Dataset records

/---

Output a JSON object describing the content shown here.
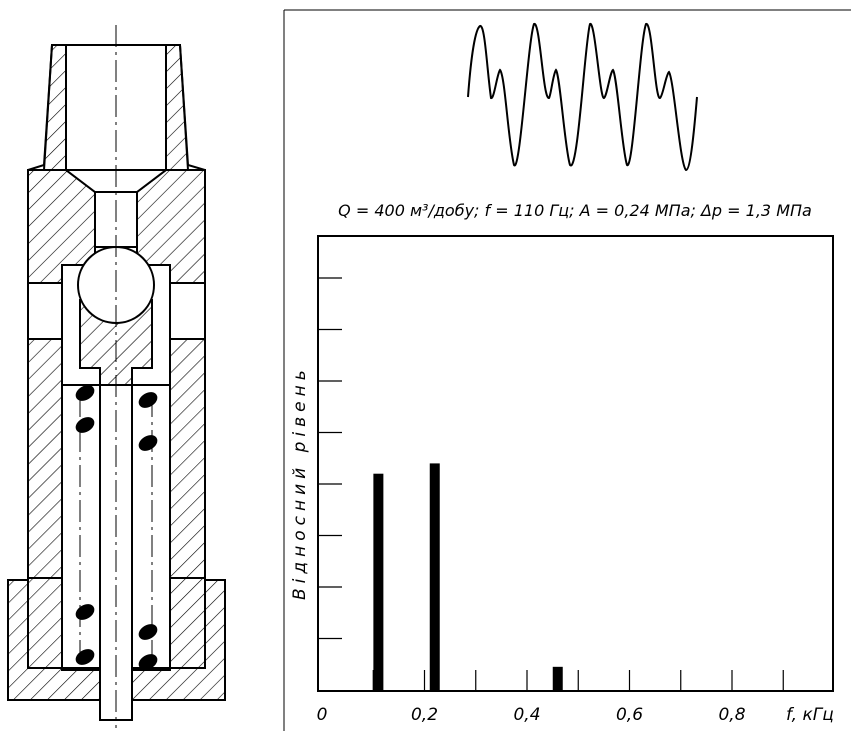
{
  "caption": "Q = 400 м³/добу; f = 110 Гц; A = 0,24 МПа; Δp = 1,3 МПа",
  "chart_data": {
    "type": "bar",
    "ylabel": "Відносний  рівень",
    "xlabel": "f, кГц",
    "x_ticks": [
      "0",
      "0,2",
      "0,4",
      "0,6",
      "0,8"
    ],
    "xlim": [
      0,
      0.9
    ],
    "ylim": [
      0,
      9
    ],
    "values": [
      {
        "x": 0.11,
        "y": 4.2
      },
      {
        "x": 0.22,
        "y": 4.4
      },
      {
        "x": 0.46,
        "y": 0.45
      }
    ]
  }
}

\---

**Exercise**
Your task is to reproduce all of the material exactly. The pictures stay out.

**Output of the exercise**
Output a JSON object describing the content shown here.
{
  "caption": "Q = 400 м³/добу; f = 110 Гц; A = 0,24 МПа; Δp = 1,3 МПа",
  "chart_data": {
    "type": "bar",
    "ylabel": "Відносний  рівень",
    "xlabel": "f, кГц",
    "x_ticks": [
      "0",
      "0,2",
      "0,4",
      "0,6",
      "0,8"
    ],
    "xlim": [
      0,
      0.9
    ],
    "ylim": [
      0,
      9
    ],
    "values": [
      {
        "x": 0.11,
        "y": 4.2
      },
      {
        "x": 0.22,
        "y": 4.4
      },
      {
        "x": 0.46,
        "y": 0.45
      }
    ]
  }
}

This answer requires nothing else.